Chart and figure data:
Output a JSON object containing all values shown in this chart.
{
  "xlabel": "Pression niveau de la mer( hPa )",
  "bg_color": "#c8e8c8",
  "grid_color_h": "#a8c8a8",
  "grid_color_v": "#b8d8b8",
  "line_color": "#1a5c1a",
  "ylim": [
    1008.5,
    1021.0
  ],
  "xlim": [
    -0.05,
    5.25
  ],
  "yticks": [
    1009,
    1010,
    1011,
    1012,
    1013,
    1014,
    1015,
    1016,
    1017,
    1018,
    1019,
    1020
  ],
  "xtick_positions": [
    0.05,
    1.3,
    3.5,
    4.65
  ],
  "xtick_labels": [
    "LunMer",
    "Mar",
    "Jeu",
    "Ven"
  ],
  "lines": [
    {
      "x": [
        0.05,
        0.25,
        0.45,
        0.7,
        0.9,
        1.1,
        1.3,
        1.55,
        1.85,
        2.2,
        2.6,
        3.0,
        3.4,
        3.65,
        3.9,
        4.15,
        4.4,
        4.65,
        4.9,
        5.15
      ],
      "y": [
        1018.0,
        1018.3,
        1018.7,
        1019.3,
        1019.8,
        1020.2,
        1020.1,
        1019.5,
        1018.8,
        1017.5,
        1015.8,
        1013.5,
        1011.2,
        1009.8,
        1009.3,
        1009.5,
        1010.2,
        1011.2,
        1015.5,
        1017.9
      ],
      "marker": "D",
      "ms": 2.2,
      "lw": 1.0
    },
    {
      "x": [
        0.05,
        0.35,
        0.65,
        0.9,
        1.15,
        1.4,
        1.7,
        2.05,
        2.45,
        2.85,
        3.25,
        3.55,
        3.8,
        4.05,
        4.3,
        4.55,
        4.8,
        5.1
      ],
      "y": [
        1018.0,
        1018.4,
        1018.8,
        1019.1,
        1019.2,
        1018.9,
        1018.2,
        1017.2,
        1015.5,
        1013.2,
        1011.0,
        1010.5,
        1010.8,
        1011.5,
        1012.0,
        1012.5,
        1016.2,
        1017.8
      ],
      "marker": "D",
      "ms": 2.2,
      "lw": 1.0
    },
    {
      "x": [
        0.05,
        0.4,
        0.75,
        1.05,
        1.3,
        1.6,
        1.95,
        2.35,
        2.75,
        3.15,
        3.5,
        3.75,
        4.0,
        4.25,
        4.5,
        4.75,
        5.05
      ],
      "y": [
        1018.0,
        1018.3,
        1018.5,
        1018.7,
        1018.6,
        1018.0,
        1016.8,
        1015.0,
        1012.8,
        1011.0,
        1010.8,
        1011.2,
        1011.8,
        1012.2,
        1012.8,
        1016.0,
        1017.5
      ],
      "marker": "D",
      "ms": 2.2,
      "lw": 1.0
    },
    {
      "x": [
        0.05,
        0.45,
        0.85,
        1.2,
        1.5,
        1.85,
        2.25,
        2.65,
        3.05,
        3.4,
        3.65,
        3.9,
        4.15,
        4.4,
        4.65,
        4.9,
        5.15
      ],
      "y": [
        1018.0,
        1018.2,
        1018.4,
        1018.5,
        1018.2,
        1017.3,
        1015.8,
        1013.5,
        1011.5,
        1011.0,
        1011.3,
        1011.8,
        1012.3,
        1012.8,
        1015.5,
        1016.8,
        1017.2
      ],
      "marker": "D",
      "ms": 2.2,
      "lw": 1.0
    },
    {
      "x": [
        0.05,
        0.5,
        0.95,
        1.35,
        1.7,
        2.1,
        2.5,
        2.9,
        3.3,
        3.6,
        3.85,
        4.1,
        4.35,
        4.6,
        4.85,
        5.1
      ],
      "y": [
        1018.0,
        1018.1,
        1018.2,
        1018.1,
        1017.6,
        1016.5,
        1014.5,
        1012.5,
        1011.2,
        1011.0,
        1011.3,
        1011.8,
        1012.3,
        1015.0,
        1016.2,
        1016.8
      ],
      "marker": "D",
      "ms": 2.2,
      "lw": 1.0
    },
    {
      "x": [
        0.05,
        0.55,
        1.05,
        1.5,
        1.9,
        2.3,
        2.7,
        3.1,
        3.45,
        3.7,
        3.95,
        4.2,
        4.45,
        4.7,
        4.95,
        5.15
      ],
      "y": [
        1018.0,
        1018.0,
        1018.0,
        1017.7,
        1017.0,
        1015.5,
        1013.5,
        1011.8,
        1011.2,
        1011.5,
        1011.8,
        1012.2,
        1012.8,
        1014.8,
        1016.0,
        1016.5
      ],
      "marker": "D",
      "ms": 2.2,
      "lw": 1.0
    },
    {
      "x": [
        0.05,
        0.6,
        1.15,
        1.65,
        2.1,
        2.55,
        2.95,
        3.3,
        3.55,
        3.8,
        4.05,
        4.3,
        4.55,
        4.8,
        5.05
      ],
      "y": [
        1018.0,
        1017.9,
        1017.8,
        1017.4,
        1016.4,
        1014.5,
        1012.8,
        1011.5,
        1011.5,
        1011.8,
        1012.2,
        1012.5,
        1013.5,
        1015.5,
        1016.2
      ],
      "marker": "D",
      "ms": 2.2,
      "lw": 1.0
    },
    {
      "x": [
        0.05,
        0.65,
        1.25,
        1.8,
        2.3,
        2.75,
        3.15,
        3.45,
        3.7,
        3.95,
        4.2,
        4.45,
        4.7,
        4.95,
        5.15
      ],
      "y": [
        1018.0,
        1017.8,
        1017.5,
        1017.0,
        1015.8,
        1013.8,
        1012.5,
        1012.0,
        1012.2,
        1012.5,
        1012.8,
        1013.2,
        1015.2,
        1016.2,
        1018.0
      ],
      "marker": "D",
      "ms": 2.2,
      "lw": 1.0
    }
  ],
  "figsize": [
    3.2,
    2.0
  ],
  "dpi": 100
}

• [Short task] Give back all the records exactly as they stand.

• [Answer to this task]
Output a JSON object containing all values shown in this chart.
{
  "xlabel": "Pression niveau de la mer( hPa )",
  "bg_color": "#c8e8c8",
  "grid_color_h": "#a8c8a8",
  "grid_color_v": "#b8d8b8",
  "line_color": "#1a5c1a",
  "ylim": [
    1008.5,
    1021.0
  ],
  "xlim": [
    -0.05,
    5.25
  ],
  "yticks": [
    1009,
    1010,
    1011,
    1012,
    1013,
    1014,
    1015,
    1016,
    1017,
    1018,
    1019,
    1020
  ],
  "xtick_positions": [
    0.05,
    1.3,
    3.5,
    4.65
  ],
  "xtick_labels": [
    "LunMer",
    "Mar",
    "Jeu",
    "Ven"
  ],
  "lines": [
    {
      "x": [
        0.05,
        0.25,
        0.45,
        0.7,
        0.9,
        1.1,
        1.3,
        1.55,
        1.85,
        2.2,
        2.6,
        3.0,
        3.4,
        3.65,
        3.9,
        4.15,
        4.4,
        4.65,
        4.9,
        5.15
      ],
      "y": [
        1018.0,
        1018.3,
        1018.7,
        1019.3,
        1019.8,
        1020.2,
        1020.1,
        1019.5,
        1018.8,
        1017.5,
        1015.8,
        1013.5,
        1011.2,
        1009.8,
        1009.3,
        1009.5,
        1010.2,
        1011.2,
        1015.5,
        1017.9
      ],
      "marker": "D",
      "ms": 2.2,
      "lw": 1.0
    },
    {
      "x": [
        0.05,
        0.35,
        0.65,
        0.9,
        1.15,
        1.4,
        1.7,
        2.05,
        2.45,
        2.85,
        3.25,
        3.55,
        3.8,
        4.05,
        4.3,
        4.55,
        4.8,
        5.1
      ],
      "y": [
        1018.0,
        1018.4,
        1018.8,
        1019.1,
        1019.2,
        1018.9,
        1018.2,
        1017.2,
        1015.5,
        1013.2,
        1011.0,
        1010.5,
        1010.8,
        1011.5,
        1012.0,
        1012.5,
        1016.2,
        1017.8
      ],
      "marker": "D",
      "ms": 2.2,
      "lw": 1.0
    },
    {
      "x": [
        0.05,
        0.4,
        0.75,
        1.05,
        1.3,
        1.6,
        1.95,
        2.35,
        2.75,
        3.15,
        3.5,
        3.75,
        4.0,
        4.25,
        4.5,
        4.75,
        5.05
      ],
      "y": [
        1018.0,
        1018.3,
        1018.5,
        1018.7,
        1018.6,
        1018.0,
        1016.8,
        1015.0,
        1012.8,
        1011.0,
        1010.8,
        1011.2,
        1011.8,
        1012.2,
        1012.8,
        1016.0,
        1017.5
      ],
      "marker": "D",
      "ms": 2.2,
      "lw": 1.0
    },
    {
      "x": [
        0.05,
        0.45,
        0.85,
        1.2,
        1.5,
        1.85,
        2.25,
        2.65,
        3.05,
        3.4,
        3.65,
        3.9,
        4.15,
        4.4,
        4.65,
        4.9,
        5.15
      ],
      "y": [
        1018.0,
        1018.2,
        1018.4,
        1018.5,
        1018.2,
        1017.3,
        1015.8,
        1013.5,
        1011.5,
        1011.0,
        1011.3,
        1011.8,
        1012.3,
        1012.8,
        1015.5,
        1016.8,
        1017.2
      ],
      "marker": "D",
      "ms": 2.2,
      "lw": 1.0
    },
    {
      "x": [
        0.05,
        0.5,
        0.95,
        1.35,
        1.7,
        2.1,
        2.5,
        2.9,
        3.3,
        3.6,
        3.85,
        4.1,
        4.35,
        4.6,
        4.85,
        5.1
      ],
      "y": [
        1018.0,
        1018.1,
        1018.2,
        1018.1,
        1017.6,
        1016.5,
        1014.5,
        1012.5,
        1011.2,
        1011.0,
        1011.3,
        1011.8,
        1012.3,
        1015.0,
        1016.2,
        1016.8
      ],
      "marker": "D",
      "ms": 2.2,
      "lw": 1.0
    },
    {
      "x": [
        0.05,
        0.55,
        1.05,
        1.5,
        1.9,
        2.3,
        2.7,
        3.1,
        3.45,
        3.7,
        3.95,
        4.2,
        4.45,
        4.7,
        4.95,
        5.15
      ],
      "y": [
        1018.0,
        1018.0,
        1018.0,
        1017.7,
        1017.0,
        1015.5,
        1013.5,
        1011.8,
        1011.2,
        1011.5,
        1011.8,
        1012.2,
        1012.8,
        1014.8,
        1016.0,
        1016.5
      ],
      "marker": "D",
      "ms": 2.2,
      "lw": 1.0
    },
    {
      "x": [
        0.05,
        0.6,
        1.15,
        1.65,
        2.1,
        2.55,
        2.95,
        3.3,
        3.55,
        3.8,
        4.05,
        4.3,
        4.55,
        4.8,
        5.05
      ],
      "y": [
        1018.0,
        1017.9,
        1017.8,
        1017.4,
        1016.4,
        1014.5,
        1012.8,
        1011.5,
        1011.5,
        1011.8,
        1012.2,
        1012.5,
        1013.5,
        1015.5,
        1016.2
      ],
      "marker": "D",
      "ms": 2.2,
      "lw": 1.0
    },
    {
      "x": [
        0.05,
        0.65,
        1.25,
        1.8,
        2.3,
        2.75,
        3.15,
        3.45,
        3.7,
        3.95,
        4.2,
        4.45,
        4.7,
        4.95,
        5.15
      ],
      "y": [
        1018.0,
        1017.8,
        1017.5,
        1017.0,
        1015.8,
        1013.8,
        1012.5,
        1012.0,
        1012.2,
        1012.5,
        1012.8,
        1013.2,
        1015.2,
        1016.2,
        1018.0
      ],
      "marker": "D",
      "ms": 2.2,
      "lw": 1.0
    }
  ],
  "figsize": [
    3.2,
    2.0
  ],
  "dpi": 100
}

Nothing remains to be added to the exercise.